Vorgegebener Text —
════
# Heiti's Teichprojekt 2009/2010



## heiti (13. Mai 2010)

Hallo zusammen!

Nachdem ich seit letztem Jahr zu einem regelmäßigen Besucher in diesem Forum geworden bin, möchte ich mein Teichprojekt hier einmal etwas detailierter und mit Fotos  vorstellen.

Angefangen hat alles damit, dass wir uns Ende 2008 ein Häuschen gekauft haben und dort einen relativ großen Garten unser Eigen nennen dürfen. 
Dieser Garten war auch (neben einigen anderen Gründen) ausschlaggebend für den Kauf des Hauses, da zu unserer Familie ein Berner-Sennen-Rüde namens Chicco gehört. 

Seine Lieblingsbeschäftigung ist es, draußen faul in der Sonne zu liegen und den Garten zu "bewachen". Wer nicht schneller ist als er, wird hemmungslos umgeschmust! :knuddel

Natürlich benutzt er den Garten auch manchmal als WC, wenn er denn auf seinen Gassirunden dazu nicht gekommen ist, weil die ganzen anderen Hunde und Menschen viel interessanter waren, 
als die Tatsache, dass er doch sein Geschäft verrichten könnte.  Hierfür hat er sich den hinteren, rechten Teil des Gartens auserkoren.

Unsere Nachbarin, deren Terrasse an diese Ecke grenzt fand das allerdings gar nicht so lustig und hat letztes Jahr einfach "GetOff", ein Gelee zum Vertreiben von Hunden in unseren Garten geworfen. 
Plötzlich vermied es unser Hund den Teil des Gartens zu betreten und wir wunderten uns, bis ich das Zeug irgendwann gefunden habe. Natürlich bin ich sofort zu unserer Nachbarin und habe sie zur Rede gestellt. 
Ich meine, man hätte ja darüber sprechen können, aber sie hat die ganze Zeit immer nur scheinheilig getan und nie ein Wort darüber verloren. Die einzigen Sprüche waren immer:
"Ach, ist der süß!" und "Das ist ja ein lieber Hund!"
Und dann so etwas! Was sie auf Ihrem Grundstück macht, ist mir ja egal, aber auf unserem Grundstück hat sie nichts verloren.
════
[Extrahierte Dateneinträge]
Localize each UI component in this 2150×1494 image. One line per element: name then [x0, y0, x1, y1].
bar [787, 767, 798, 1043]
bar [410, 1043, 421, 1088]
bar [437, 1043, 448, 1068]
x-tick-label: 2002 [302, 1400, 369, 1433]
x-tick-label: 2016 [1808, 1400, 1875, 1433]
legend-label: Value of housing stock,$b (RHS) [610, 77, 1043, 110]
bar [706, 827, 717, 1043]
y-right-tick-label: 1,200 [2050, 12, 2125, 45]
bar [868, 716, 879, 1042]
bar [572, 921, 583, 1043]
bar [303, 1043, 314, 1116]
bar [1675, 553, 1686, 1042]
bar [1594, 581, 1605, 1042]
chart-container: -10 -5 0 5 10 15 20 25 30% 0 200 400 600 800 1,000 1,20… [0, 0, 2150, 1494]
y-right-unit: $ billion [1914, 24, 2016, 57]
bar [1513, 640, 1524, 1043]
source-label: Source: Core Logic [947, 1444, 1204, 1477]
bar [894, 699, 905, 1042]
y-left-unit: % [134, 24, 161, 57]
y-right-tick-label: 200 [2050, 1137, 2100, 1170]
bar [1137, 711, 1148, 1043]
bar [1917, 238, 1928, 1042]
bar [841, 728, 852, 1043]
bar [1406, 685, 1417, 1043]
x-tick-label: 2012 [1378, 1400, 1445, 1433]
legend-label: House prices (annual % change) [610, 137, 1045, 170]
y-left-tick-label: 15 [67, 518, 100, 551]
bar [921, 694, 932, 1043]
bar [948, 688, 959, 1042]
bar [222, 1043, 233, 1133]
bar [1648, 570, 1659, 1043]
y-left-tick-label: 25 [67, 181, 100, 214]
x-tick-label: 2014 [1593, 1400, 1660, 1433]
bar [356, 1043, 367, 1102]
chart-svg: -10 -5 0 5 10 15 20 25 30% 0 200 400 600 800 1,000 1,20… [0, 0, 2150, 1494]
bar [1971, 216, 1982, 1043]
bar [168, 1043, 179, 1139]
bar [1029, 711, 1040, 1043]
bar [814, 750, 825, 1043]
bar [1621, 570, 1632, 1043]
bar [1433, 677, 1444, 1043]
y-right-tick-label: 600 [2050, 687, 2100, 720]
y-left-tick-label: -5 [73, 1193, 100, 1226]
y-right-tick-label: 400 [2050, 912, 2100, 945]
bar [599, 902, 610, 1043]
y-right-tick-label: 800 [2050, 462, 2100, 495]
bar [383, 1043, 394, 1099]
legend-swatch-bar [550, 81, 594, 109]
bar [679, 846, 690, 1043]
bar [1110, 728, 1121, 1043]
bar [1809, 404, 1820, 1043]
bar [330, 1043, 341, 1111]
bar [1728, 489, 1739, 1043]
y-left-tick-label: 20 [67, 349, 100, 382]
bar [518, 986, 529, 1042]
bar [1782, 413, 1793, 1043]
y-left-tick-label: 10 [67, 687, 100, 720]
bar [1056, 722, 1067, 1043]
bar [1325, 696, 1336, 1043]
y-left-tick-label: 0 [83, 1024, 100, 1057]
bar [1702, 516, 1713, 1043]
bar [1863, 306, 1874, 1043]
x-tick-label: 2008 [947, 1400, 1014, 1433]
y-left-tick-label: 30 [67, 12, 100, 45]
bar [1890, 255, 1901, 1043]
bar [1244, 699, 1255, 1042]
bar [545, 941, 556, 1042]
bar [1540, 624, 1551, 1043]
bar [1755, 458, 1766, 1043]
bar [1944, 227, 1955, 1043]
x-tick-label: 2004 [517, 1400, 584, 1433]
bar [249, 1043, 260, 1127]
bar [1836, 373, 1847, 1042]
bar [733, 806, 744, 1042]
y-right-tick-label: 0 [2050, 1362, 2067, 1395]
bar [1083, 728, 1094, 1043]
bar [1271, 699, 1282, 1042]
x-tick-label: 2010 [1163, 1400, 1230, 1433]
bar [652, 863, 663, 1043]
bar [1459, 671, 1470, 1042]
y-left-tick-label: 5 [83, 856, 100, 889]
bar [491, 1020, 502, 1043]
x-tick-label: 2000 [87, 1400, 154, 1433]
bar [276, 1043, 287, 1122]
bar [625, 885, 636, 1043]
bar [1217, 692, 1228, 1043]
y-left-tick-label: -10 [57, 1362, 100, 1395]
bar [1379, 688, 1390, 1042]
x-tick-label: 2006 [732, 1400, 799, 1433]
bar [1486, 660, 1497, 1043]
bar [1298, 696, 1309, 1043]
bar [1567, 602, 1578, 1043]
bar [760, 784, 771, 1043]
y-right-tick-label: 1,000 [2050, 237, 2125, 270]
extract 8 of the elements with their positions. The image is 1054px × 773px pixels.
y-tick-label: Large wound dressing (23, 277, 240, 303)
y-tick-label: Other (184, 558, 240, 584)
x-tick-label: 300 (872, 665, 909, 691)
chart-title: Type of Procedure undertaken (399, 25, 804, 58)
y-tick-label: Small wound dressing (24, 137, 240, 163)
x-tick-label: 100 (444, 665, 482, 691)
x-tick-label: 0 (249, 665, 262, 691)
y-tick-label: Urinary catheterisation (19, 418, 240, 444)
════
Aufgabenstellung —
1 > Warum war der Garten laut dem Forumsbeitrag zum Teichprojekt für den Kauf des Hauses ausschlaggebend? Antworte in einem bis drei Sätzen.
2 > Schreib aus dem Forumsbeitrag zum Teichprojekt die Stelle von "Unsere Nachbarin, deren" bis "zur Rede gestellt." wortgetreu ab.
3 > Wie geht der Forumsbeitrag zum Teichprojekt weiter? Setze ihn nach seinem letzten Satz fort.

Antworten der Reihe nach —
1 > Der Garten gab mit den Ausschlag, weil zur Familie ein Berner-Sennen-Rüde namens Chicco gehört. Neben diesem Grund spielten auch einige andere Gründe eine Rolle.

2 >
Unsere Nachbarin, deren Terrasse an diese Ecke grenzt fand das allerdings gar nicht so lustig und hat letztes Jahr einfach "GetOff", ein Gelee zum Vertreiben von Hunden in unseren Garten geworfen. 
Plötzlich vermied es unser Hund den Teil des Gartens zu betreten und wir wunderten uns, bis ich das Zeug irgendwann gefunden habe. Natürlich bin ich sofort zu unserer Nachbarin und habe sie zur Rede gestellt.

3 >
Naja. ab da war für uns klar, es muss irgendein Sichtschutz her, damit wir weder sie noch sie uns beobachten kann, wenn wir auf der Terrasse sitzen. Das Nachbarschaftsverhältnis ist dadurch halt "etwas" gestört. 
Ein 3m hoher Sichtschutz ist allerdings nicht erlaubt und eine Bepflanzung mit hohen Gewächsen an der Grundstücksgrenze auch nicht. Daher entschlossen wir uns einen Wall aufzuschütten, der dann bepflanzt werden sollte. Doch woher die Erde für den Wall nehmen?? 
Von einem Ortsansässigen Erdbauunternehmen hätten wir für relativ kleines Geld die Erde bekommen können, aber da ich sowieso vorhatte irgendwann mal einen Teich zu bauen, haben wir uns gedacht, dass wir dieses Projekt dann einfach vorziehen und den Aushub verwenden. Sonst hätten wir später für die Entsorgung ja nochmals Geld zahlen müssen.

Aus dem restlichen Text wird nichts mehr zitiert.